- **DAFTAR TUGAS**
A: Berapa jumlah indikator penyalahgunaan anak dalam politik yang menurut teks tentang penyalahgunaan anak dalam pemilu harus diketahui partai dan calon peserta pemilu?
B: Silakan lanjutkan teks tentang penyalahgunaan anak dalam pemilu mulai dari titik terakhirnya.

- **TEKS BACAAN**
□ □ □

Disamping itu menurut Jasra, negara terus menyelenggarakan pendidikan politik untuk anak-anak yang belum masuk umur 17 tahun.

“Berbagai lembaga, forum anak, kementerian, KPU diajak melatih, mendidik dan pengetahuan Pemilu,” imbuhnya.

Berikut 17 indikator penyalahgunaan anak dalam politik yang harus diketahui partai dan calon peserta pemilu:

1. Melibatkan anak untuk ikut menerima uang saat menghadiri kampanye, menerima pembagian sembako maupun sedekah, dan sejumlah indikasi money politic lainnya.

2. Menyalahgunakan identitas anak yang sebenarnya belum berusia 17 tahun, namun diindentifikasi telah berusia 17 tahun, termasuk memalsukan status anak sebagai sudah menikah dalam daftar pemilih tetap (dpt).

3. Memanfaatkan fasilitas anak untuk kepentingan pemilihan gubernur, bupati, dan wali kota, seperti tempat bermain, sekolah, madrasah, pesantren, dan lain-lain.

□ □ □

[Entri Data Tersimpan]
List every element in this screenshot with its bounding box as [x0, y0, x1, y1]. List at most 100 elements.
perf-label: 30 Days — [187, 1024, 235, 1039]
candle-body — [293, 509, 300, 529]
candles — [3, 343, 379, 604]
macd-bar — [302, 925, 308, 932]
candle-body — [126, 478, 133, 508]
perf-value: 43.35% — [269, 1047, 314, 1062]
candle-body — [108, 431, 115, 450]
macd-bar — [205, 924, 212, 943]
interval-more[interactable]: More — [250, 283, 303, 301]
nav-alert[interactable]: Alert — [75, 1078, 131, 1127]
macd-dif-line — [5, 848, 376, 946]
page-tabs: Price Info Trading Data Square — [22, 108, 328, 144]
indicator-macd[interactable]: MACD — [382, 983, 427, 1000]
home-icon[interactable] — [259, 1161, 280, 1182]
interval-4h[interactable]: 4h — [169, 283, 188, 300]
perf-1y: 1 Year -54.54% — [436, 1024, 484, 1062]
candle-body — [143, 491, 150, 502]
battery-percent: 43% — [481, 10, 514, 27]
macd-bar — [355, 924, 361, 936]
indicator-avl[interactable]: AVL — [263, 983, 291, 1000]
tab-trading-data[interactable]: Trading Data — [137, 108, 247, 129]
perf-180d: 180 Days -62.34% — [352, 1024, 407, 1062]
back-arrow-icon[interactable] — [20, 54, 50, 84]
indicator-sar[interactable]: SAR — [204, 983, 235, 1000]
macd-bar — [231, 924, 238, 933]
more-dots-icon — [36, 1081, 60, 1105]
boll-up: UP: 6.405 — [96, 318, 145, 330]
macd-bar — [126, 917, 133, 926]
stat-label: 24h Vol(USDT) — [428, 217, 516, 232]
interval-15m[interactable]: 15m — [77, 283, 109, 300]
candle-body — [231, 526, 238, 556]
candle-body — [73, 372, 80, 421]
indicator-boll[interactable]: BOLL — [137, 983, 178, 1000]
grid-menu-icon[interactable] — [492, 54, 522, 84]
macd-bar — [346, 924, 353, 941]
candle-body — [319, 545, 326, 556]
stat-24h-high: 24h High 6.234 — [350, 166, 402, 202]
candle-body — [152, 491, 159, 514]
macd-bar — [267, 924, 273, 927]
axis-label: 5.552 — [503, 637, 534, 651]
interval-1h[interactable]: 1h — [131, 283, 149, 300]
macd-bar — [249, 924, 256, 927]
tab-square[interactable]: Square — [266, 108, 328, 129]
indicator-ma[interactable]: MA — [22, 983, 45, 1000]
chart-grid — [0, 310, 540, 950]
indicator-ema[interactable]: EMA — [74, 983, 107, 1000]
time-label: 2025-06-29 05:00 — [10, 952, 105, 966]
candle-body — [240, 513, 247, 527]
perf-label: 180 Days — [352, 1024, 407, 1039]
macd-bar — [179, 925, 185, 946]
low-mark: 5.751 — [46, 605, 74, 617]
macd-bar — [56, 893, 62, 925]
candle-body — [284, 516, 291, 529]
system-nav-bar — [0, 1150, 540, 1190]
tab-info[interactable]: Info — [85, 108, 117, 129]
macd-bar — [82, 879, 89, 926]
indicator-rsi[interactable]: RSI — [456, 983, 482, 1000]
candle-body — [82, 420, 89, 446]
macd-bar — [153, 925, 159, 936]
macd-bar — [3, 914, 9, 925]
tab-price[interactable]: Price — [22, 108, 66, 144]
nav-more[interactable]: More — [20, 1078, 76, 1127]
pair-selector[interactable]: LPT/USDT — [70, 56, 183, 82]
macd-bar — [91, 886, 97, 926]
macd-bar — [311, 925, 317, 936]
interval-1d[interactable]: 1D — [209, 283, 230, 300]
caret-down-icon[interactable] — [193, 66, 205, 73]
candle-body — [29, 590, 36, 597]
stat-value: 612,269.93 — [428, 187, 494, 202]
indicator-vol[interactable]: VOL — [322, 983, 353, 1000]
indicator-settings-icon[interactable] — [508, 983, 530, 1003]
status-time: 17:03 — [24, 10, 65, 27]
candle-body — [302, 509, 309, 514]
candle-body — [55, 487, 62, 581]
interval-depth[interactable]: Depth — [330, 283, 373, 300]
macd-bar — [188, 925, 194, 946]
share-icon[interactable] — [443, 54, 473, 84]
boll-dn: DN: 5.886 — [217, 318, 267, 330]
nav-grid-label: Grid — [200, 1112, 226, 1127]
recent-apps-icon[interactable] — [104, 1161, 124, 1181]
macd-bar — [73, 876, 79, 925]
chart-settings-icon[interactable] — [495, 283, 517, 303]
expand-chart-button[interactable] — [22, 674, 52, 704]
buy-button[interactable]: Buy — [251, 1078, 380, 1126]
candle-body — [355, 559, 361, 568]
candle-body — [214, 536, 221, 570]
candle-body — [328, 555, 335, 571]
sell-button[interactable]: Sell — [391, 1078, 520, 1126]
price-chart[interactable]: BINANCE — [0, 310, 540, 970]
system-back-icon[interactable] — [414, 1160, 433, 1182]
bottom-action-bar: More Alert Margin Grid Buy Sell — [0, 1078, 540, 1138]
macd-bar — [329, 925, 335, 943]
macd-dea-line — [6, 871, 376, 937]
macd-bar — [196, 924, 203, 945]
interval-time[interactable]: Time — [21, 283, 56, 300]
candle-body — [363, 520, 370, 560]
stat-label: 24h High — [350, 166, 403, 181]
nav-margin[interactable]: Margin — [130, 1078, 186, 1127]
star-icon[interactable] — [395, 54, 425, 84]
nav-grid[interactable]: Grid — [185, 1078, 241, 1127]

□ □ □

- **JAWABAN LATIHAN**
A: Ada 17 indikator.

B:
4. Memasang foto, video anak, atau alat peraga kampanye lainnya.

5. Menggunakan anak sebagai penganjur atau juru kampanye untuk memilih calon gubernur dan wakil gubernur, bupati dan wakil bupati, dan/atau wali kota dan wakil wali kota.
6. Menampilkan anak sebagai bintang utama dari iklan politik dalam media apapun.

7. Menampilkan anak di atas panggung kampanye calon gubernur dan wakil gubernur, bupati dan wakil bupati, dan/atau wali kota dan wakil wali kota dalam bentuk hiburan.

8. Menggunakan anak untuk memasang atribut-atribut calon gubernur dan wakil gubernur, bupati dan wakil bupati, dan/atau wali kota dan wakil wali kota.

9. Menggunakan anak untuk melakukan pembayaran kepada pemilih dewasa dalam praktik politik uang oleh tim kampanye calon gubernur dan wakil gubernur, bupati dan wakil bupati, dan/atau wali kota dan wakil wali kota;
10. Mempersenjatai anak atau memberikan benda tertentu yang membahayakan dirinya atau orang lain.

11. Memaksa, membujuk, atau merayu anak untuk melakukan hal-hal yang dilarang selama kampanye, pemungutan suara, atau penghitungan suara.

12. Membawa bayi atau anak yang belum memiliki hak pilih ke arena kampanye terbuka yang membahayakan anak.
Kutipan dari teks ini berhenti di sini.